(Dataset items)
* * *

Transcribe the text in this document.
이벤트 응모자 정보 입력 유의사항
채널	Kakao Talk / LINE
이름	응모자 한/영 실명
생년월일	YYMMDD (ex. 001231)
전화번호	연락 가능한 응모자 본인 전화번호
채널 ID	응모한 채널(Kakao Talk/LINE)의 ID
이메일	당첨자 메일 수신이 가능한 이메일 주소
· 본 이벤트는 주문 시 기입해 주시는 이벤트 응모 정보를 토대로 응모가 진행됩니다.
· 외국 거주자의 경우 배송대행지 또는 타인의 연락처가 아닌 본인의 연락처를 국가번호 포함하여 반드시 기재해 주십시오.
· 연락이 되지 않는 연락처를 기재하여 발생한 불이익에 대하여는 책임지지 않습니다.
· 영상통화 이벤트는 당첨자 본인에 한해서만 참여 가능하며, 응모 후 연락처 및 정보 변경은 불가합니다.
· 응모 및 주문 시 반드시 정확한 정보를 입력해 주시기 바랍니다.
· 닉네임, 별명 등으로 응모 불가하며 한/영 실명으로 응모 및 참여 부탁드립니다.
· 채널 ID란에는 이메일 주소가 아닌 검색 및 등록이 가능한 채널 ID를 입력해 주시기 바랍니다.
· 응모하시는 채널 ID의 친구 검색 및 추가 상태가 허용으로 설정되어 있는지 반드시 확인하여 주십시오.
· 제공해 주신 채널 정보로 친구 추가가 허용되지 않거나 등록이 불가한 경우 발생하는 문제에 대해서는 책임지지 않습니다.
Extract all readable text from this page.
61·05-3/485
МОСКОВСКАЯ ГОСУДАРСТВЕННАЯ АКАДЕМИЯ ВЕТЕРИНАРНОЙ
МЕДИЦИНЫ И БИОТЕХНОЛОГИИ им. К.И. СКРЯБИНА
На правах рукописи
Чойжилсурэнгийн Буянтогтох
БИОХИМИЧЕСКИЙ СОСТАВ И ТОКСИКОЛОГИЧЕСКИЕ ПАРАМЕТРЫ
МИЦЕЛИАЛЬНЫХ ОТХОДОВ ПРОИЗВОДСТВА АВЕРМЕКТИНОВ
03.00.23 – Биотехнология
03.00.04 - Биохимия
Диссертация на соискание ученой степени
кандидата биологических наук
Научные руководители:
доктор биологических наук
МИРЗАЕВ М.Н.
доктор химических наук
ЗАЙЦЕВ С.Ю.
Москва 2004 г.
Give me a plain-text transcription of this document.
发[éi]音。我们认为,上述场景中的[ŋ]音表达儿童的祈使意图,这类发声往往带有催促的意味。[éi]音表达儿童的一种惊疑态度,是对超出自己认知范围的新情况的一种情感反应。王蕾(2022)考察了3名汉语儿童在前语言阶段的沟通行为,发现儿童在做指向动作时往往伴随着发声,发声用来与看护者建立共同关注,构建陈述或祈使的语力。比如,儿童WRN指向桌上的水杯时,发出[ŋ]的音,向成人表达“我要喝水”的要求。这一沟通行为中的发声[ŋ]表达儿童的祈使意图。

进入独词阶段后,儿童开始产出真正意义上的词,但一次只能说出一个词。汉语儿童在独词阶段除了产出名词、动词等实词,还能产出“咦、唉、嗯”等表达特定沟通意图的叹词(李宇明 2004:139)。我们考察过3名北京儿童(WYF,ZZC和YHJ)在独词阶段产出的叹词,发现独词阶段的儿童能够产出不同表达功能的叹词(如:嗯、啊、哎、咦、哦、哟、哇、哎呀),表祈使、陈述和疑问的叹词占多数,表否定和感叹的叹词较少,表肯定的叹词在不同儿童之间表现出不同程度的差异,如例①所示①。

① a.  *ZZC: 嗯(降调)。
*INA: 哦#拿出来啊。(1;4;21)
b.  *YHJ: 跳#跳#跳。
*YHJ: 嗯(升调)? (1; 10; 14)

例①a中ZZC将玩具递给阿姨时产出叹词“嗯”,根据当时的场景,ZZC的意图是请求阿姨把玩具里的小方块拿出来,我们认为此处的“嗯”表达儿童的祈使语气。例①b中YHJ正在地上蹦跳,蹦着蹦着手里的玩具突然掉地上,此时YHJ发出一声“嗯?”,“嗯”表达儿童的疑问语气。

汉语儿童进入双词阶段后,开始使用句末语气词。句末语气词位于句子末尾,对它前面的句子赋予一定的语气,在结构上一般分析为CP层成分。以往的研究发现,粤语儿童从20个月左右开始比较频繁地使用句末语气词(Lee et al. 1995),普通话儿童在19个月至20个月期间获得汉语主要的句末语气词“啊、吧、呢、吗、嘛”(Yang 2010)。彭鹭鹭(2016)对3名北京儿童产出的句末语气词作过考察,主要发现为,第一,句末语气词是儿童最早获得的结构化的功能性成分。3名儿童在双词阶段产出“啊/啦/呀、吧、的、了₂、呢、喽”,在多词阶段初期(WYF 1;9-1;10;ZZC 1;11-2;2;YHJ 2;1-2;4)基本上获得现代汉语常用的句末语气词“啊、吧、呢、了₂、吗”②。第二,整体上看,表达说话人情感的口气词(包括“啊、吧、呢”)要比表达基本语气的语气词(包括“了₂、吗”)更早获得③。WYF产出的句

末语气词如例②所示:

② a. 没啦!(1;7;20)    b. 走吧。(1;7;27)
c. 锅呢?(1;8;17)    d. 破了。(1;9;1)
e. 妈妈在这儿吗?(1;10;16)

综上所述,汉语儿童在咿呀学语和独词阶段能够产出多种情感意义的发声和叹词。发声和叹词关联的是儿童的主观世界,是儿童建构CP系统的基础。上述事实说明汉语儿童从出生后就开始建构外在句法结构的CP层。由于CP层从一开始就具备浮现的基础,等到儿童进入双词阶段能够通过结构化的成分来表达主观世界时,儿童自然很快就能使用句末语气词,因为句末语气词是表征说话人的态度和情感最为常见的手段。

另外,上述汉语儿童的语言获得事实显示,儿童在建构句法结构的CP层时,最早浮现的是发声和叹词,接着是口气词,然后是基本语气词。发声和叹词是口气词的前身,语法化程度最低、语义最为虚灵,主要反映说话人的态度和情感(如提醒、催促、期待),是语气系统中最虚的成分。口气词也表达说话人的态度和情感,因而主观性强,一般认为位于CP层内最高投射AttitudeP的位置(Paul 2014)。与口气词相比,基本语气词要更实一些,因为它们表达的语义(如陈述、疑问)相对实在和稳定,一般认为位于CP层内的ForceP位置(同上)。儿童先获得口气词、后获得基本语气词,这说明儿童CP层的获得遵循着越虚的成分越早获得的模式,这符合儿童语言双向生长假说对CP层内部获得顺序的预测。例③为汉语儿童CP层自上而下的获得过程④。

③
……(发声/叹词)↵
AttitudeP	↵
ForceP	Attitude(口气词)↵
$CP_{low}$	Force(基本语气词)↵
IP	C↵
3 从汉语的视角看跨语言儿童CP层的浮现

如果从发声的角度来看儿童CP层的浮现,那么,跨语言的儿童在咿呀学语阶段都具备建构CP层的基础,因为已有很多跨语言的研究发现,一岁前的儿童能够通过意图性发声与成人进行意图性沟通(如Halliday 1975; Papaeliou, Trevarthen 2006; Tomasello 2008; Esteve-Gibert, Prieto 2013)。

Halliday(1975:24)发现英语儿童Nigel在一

* * *

SHORT EXERCISE - Repeat the material above exactly.

RESULT OF THIS EXERCISE -
Transcribe the text in this document.
이벤트 응모자 정보 입력 유의사항
채널	Kakao Talk / LINE
이름	응모자 한/영 실명
생년월일	YYMMDD (ex. 001231)
전화번호	연락 가능한 응모자 본인 전화번호
채널 ID	응모한 채널(Kakao Talk/LINE)의 ID
이메일	당첨자 메일 수신이 가능한 이메일 주소
· 본 이벤트는 주문 시 기입해 주시는 이벤트 응모 정보를 토대로 응모가 진행됩니다.
· 외국 거주자의 경우 배송대행지 또는 타인의 연락처가 아닌 본인의 연락처를 국가번호 포함하여 반드시 기재해 주십시오.
· 연락이 되지 않는 연락처를 기재하여 발생한 불이익에 대하여는 책임지지 않습니다.
· 영상통화 이벤트는 당첨자 본인에 한해서만 참여 가능하며, 응모 후 연락처 및 정보 변경은 불가합니다.
· 응모 및 주문 시 반드시 정확한 정보를 입력해 주시기 바랍니다.
· 닉네임, 별명 등으로 응모 불가하며 한/영 실명으로 응모 및 참여 부탁드립니다.
· 채널 ID란에는 이메일 주소가 아닌 검색 및 등록이 가능한 채널 ID를 입력해 주시기 바랍니다.
· 응모하시는 채널 ID의 친구 검색 및 추가 상태가 허용으로 설정되어 있는지 반드시 확인하여 주십시오.
· 제공해 주신 채널 정보로 친구 추가가 허용되지 않거나 등록이 불가한 경우 발생하는 문제에 대해서는 책임지지 않습니다.
Extract all readable text from this page.
61·05-3/485
МОСКОВСКАЯ ГОСУДАРСТВЕННАЯ АКАДЕМИЯ ВЕТЕРИНАРНОЙ
МЕДИЦИНЫ И БИОТЕХНОЛОГИИ им. К.И. СКРЯБИНА
На правах рукописи
Чойжилсурэнгийн Буянтогтох
БИОХИМИЧЕСКИЙ СОСТАВ И ТОКСИКОЛОГИЧЕСКИЕ ПАРАМЕТРЫ
МИЦЕЛИАЛЬНЫХ ОТХОДОВ ПРОИЗВОДСТВА АВЕРМЕКТИНОВ
03.00.23 – Биотехнология
03.00.04 - Биохимия
Диссертация на соискание ученой степени
кандидата биологических наук
Научные руководители:
доктор биологических наук
МИРЗАЕВ М.Н.
доктор химических наук
ЗАЙЦЕВ С.Ю.
Москва 2004 г.
Give me a plain-text transcription of this document.
发[éi]音。我们认为,上述场景中的[ŋ]音表达儿童的祈使意图,这类发声往往带有催促的意味。[éi]音表达儿童的一种惊疑态度,是对超出自己认知范围的新情况的一种情感反应。王蕾(2022)考察了3名汉语儿童在前语言阶段的沟通行为,发现儿童在做指向动作时往往伴随着发声,发声用来与看护者建立共同关注,构建陈述或祈使的语力。比如,儿童WRN指向桌上的水杯时,发出[ŋ]的音,向成人表达“我要喝水”的要求。这一沟通行为中的发声[ŋ]表达儿童的祈使意图。

进入独词阶段后,儿童开始产出真正意义上的词,但一次只能说出一个词。汉语儿童在独词阶段除了产出名词、动词等实词,还能产出“咦、唉、嗯”等表达特定沟通意图的叹词(李宇明 2004:139)。我们考察过3名北京儿童(WYF,ZZC和YHJ)在独词阶段产出的叹词,发现独词阶段的儿童能够产出不同表达功能的叹词(如:嗯、啊、哎、咦、哦、哟、哇、哎呀),表祈使、陈述和疑问的叹词占多数,表否定和感叹的叹词较少,表肯定的叹词在不同儿童之间表现出不同程度的差异,如例①所示①。

① a.  *ZZC: 嗯(降调)。
*INA: 哦#拿出来啊。(1;4;21)
b.  *YHJ: 跳#跳#跳。
*YHJ: 嗯(升调)? (1; 10; 14)

例①a中ZZC将玩具递给阿姨时产出叹词“嗯”,根据当时的场景,ZZC的意图是请求阿姨把玩具里的小方块拿出来,我们认为此处的“嗯”表达儿童的祈使语气。例①b中YHJ正在地上蹦跳,蹦着蹦着手里的玩具突然掉地上,此时YHJ发出一声“嗯?”,“嗯”表达儿童的疑问语气。

汉语儿童进入双词阶段后,开始使用句末语气词。句末语气词位于句子末尾,对它前面的句子赋予一定的语气,在结构上一般分析为CP层成分。以往的研究发现,粤语儿童从20个月左右开始比较频繁地使用句末语气词(Lee et al. 1995),普通话儿童在19个月至20个月期间获得汉语主要的句末语气词“啊、吧、呢、吗、嘛”(Yang 2010)。彭鹭鹭(2016)对3名北京儿童产出的句末语气词作过考察,主要发现为,第一,句末语气词是儿童最早获得的结构化的功能性成分。3名儿童在双词阶段产出“啊/啦/呀、吧、的、了₂、呢、喽”,在多词阶段初期(WYF 1;9-1;10;ZZC 1;11-2;2;YHJ 2;1-2;4)基本上获得现代汉语常用的句末语气词“啊、吧、呢、了₂、吗”②。第二,整体上看,表达说话人情感的口气词(包括“啊、吧、呢”)要比表达基本语气的语气词(包括“了₂、吗”)更早获得③。WYF产出的句

末语气词如例②所示:

② a. 没啦!(1;7;20)    b. 走吧。(1;7;27)
c. 锅呢?(1;8;17)    d. 破了。(1;9;1)
e. 妈妈在这儿吗?(1;10;16)

综上所述,汉语儿童在咿呀学语和独词阶段能够产出多种情感意义的发声和叹词。发声和叹词关联的是儿童的主观世界,是儿童建构CP系统的基础。上述事实说明汉语儿童从出生后就开始建构外在句法结构的CP层。由于CP层从一开始就具备浮现的基础,等到儿童进入双词阶段能够通过结构化的成分来表达主观世界时,儿童自然很快就能使用句末语气词,因为句末语气词是表征说话人的态度和情感最为常见的手段。

另外,上述汉语儿童的语言获得事实显示,儿童在建构句法结构的CP层时,最早浮现的是发声和叹词,接着是口气词,然后是基本语气词。发声和叹词是口气词的前身,语法化程度最低、语义最为虚灵,主要反映说话人的态度和情感(如提醒、催促、期待),是语气系统中最虚的成分。口气词也表达说话人的态度和情感,因而主观性强,一般认为位于CP层内最高投射AttitudeP的位置(Paul 2014)。与口气词相比,基本语气词要更实一些,因为它们表达的语义(如陈述、疑问)相对实在和稳定,一般认为位于CP层内的ForceP位置(同上)。儿童先获得口气词、后获得基本语气词,这说明儿童CP层的获得遵循着越虚的成分越早获得的模式,这符合儿童语言双向生长假说对CP层内部获得顺序的预测。例③为汉语儿童CP层自上而下的获得过程④。

③
……(发声/叹词)↵
AttitudeP	↵
ForceP	Attitude(口气词)↵
$CP_{low}$	Force(基本语气词)↵
IP	C↵
3 从汉语的视角看跨语言儿童CP层的浮现

如果从发声的角度来看儿童CP层的浮现,那么,跨语言的儿童在咿呀学语阶段都具备建构CP层的基础,因为已有很多跨语言的研究发现,一岁前的儿童能够通过意图性发声与成人进行意图性沟通(如Halliday 1975; Papaeliou, Trevarthen 2006; Tomasello 2008; Esteve-Gibert, Prieto 2013)。

Halliday(1975:24)发现英语儿童Nigel在一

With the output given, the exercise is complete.